§ **What the task requires**
Copy the items below without any change, from the line with "data-label: 3332.10 [1131, 191, 1189, 207]" through the line with "data-labels: 3292.60 3298.30", including both of those lines.

§ **Data records**
-- BEGIN --
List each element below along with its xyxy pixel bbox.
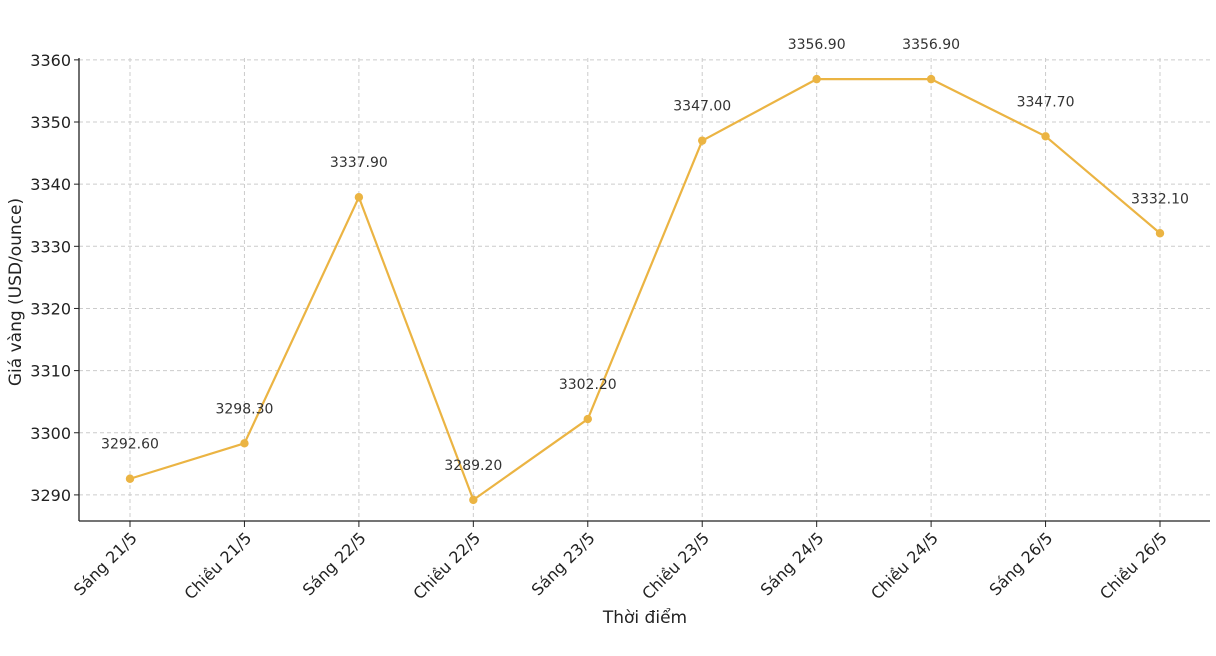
data-label: 3332.10 [1131, 191, 1189, 207]
series [125, 74, 1165, 505]
grid [79, 58, 1210, 521]
x-axis-title: Thời điểm [602, 607, 687, 628]
x-tick-label: Chiều 23/5 [638, 528, 713, 603]
data-label: 3356.90 [788, 37, 846, 53]
data-point [1155, 229, 1165, 238]
data-point [583, 414, 592, 424]
data-label: 3289.20 [444, 458, 502, 474]
data-label: 3356.90 [902, 37, 960, 53]
data-point [354, 193, 364, 202]
y-tick-label: 3330 [30, 237, 71, 256]
data-label: 3298.30 [215, 401, 273, 417]
y-tick-label: 3300 [30, 424, 71, 443]
x-tick-label: Chiều 26/5 [1096, 528, 1171, 603]
data-label: 3292.60 [101, 437, 159, 453]
data-label: 3347.70 [1017, 94, 1075, 110]
data-label: 3347.00 [673, 99, 731, 115]
data-point [1041, 132, 1050, 141]
y-tick-label: 3290 [30, 486, 71, 505]
data-point [240, 439, 249, 448]
y-tick-label: 3350 [30, 113, 71, 132]
y-tick-label: 3360 [30, 51, 71, 70]
x-tick-label: Sáng 21/5 [70, 528, 141, 599]
data-point [698, 136, 707, 145]
x-tick-label: Chiều 24/5 [867, 528, 942, 603]
x-tick-label: Sáng 23/5 [528, 528, 599, 599]
data-point [125, 474, 135, 483]
tick-labels: 3290 3300 3310 3320 3330 3340 3350 3360 Sáng 21/… [30, 51, 1171, 603]
data-labels: 3292.60 3298.30 3337.90 3289.20 3302.20 3347.… [101, 37, 1189, 474]
data-point [812, 74, 821, 84]
series-line [129, 78, 1161, 501]
y-axis-title: Giá vàng (USD/ounce) [6, 198, 26, 386]
data-point [469, 495, 478, 505]
x-tick-label: Chiều 21/5 [180, 528, 255, 603]
axes [74, 58, 1210, 527]
x-tick-label: Chiều 22/5 [409, 528, 484, 603]
x-tick-label: Sáng 26/5 [985, 528, 1056, 599]
x-tick-label: Sáng 24/5 [757, 528, 828, 599]
y-tick-label: 3310 [30, 362, 71, 381]
data-label: 3337.90 [330, 155, 388, 171]
data-label: 3302.20 [559, 377, 617, 393]
y-tick-label: 3340 [30, 175, 71, 194]
y-tick-label: 3320 [30, 299, 71, 318]
data-point [926, 74, 936, 84]
x-tick-label: Sáng 22/5 [299, 528, 370, 599]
-- END --
§ **Expected answer**
data-label: 3332.10 [1131, 191, 1189, 207]
series [125, 74, 1165, 505]
grid [79, 58, 1210, 521]
x-axis-title: Thời điểm [602, 607, 687, 628]
x-tick-label: Chiều 23/5 [638, 528, 713, 603]
data-label: 3356.90 [788, 37, 846, 53]
data-point [1155, 229, 1165, 238]
data-point [583, 414, 592, 424]
data-label: 3289.20 [444, 458, 502, 474]
data-label: 3356.90 [902, 37, 960, 53]
data-point [354, 193, 364, 202]
y-tick-label: 3330 [30, 237, 71, 256]
data-label: 3298.30 [215, 401, 273, 417]
y-tick-label: 3300 [30, 424, 71, 443]
x-tick-label: Chiều 26/5 [1096, 528, 1171, 603]
data-label: 3292.60 [101, 437, 159, 453]
data-label: 3347.70 [1017, 94, 1075, 110]
data-label: 3347.00 [673, 99, 731, 115]
data-point [1041, 132, 1050, 141]
y-tick-label: 3290 [30, 486, 71, 505]
data-point [240, 439, 249, 448]
y-tick-label: 3350 [30, 113, 71, 132]
y-tick-label: 3360 [30, 51, 71, 70]
x-tick-label: Sáng 21/5 [70, 528, 141, 599]
data-point [698, 136, 707, 145]
x-tick-label: Chiều 24/5 [867, 528, 942, 603]
x-tick-label: Sáng 23/5 [528, 528, 599, 599]
data-point [125, 474, 135, 483]
tick-labels: 3290 3300 3310 3320 3330 3340 3350 3360 Sáng 21/… [30, 51, 1171, 603]
data-labels: 3292.60 3298.30 3337.90 3289.20 3302.20 3347.… [101, 37, 1189, 474]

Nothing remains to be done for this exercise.